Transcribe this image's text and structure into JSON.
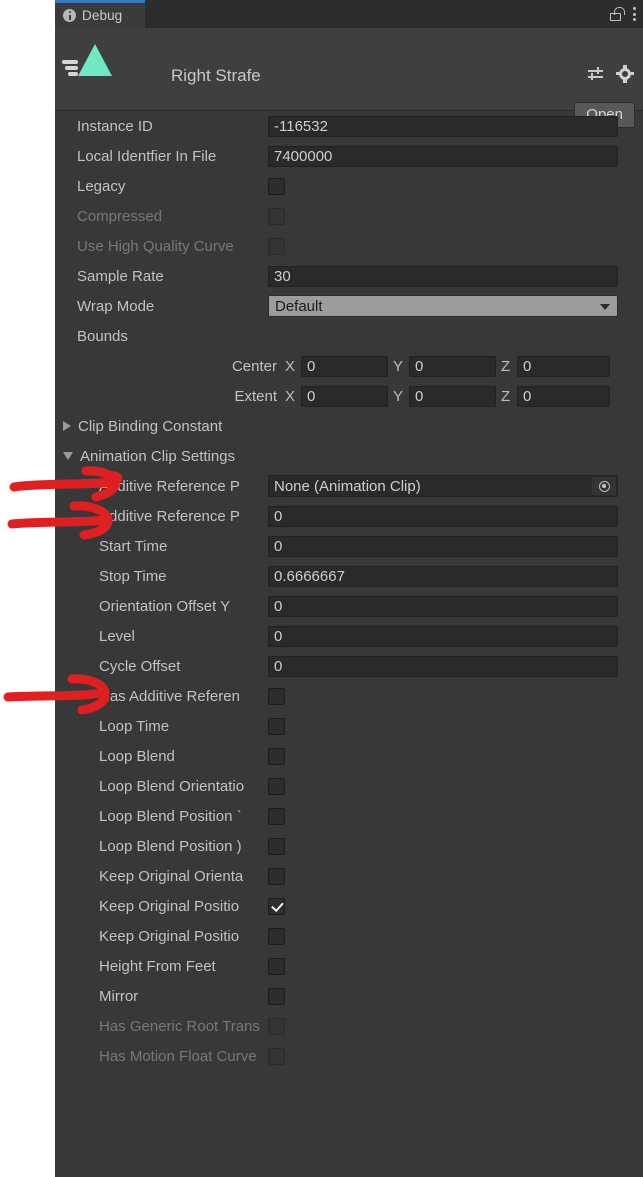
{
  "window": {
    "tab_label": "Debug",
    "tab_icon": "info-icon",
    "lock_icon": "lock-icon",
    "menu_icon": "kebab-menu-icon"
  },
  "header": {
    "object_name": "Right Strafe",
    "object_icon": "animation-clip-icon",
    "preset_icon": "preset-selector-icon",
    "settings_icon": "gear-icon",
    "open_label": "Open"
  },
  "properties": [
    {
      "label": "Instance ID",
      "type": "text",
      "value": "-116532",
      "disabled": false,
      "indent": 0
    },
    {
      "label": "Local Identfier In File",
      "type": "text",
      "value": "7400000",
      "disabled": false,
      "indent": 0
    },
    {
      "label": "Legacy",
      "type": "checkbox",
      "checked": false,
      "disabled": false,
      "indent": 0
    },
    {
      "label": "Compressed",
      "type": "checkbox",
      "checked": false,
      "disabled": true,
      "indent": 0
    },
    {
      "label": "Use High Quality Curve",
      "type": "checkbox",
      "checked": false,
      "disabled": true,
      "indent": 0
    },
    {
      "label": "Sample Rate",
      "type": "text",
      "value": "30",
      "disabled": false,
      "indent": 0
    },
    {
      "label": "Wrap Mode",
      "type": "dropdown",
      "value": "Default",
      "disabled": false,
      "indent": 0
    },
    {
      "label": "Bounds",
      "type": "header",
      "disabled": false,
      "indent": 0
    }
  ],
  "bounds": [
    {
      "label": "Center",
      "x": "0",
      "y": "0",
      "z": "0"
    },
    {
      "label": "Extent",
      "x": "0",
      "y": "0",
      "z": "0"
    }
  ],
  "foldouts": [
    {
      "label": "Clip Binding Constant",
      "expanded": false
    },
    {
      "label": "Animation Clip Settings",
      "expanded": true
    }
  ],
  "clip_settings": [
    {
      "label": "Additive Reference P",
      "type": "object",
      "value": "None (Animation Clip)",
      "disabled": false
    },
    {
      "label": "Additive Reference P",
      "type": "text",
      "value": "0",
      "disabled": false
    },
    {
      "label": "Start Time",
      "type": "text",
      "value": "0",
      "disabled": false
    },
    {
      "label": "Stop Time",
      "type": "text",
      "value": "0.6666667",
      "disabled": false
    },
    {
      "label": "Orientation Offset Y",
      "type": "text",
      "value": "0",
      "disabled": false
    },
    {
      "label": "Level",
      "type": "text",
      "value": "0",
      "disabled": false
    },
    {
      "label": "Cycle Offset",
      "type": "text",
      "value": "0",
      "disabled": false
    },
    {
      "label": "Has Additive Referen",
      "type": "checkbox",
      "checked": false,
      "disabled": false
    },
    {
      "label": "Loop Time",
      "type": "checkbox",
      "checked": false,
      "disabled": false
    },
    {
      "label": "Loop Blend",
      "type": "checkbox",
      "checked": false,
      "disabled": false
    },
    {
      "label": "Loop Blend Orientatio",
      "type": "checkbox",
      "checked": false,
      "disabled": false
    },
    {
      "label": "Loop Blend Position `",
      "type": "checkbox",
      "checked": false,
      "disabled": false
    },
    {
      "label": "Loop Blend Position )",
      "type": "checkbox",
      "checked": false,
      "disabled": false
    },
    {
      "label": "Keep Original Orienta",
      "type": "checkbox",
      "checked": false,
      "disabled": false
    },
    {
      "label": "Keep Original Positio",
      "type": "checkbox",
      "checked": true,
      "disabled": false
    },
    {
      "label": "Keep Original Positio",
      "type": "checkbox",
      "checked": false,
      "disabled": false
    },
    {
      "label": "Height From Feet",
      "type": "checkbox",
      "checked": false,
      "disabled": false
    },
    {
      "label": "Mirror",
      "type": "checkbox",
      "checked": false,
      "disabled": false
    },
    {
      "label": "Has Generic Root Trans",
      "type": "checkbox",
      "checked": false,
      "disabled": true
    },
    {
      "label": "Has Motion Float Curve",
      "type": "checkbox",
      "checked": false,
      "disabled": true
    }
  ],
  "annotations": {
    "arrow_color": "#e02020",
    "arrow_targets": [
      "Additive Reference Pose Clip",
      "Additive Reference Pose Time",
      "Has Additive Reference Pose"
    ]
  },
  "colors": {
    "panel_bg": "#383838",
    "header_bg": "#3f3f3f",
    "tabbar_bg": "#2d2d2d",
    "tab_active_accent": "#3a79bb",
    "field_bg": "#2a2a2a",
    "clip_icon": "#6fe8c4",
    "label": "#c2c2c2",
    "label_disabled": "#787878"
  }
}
—————
• _Required work_: Of the lines in the data, how many hold the string "Offset"? State the number, nothing else.

• _Written solution_: 2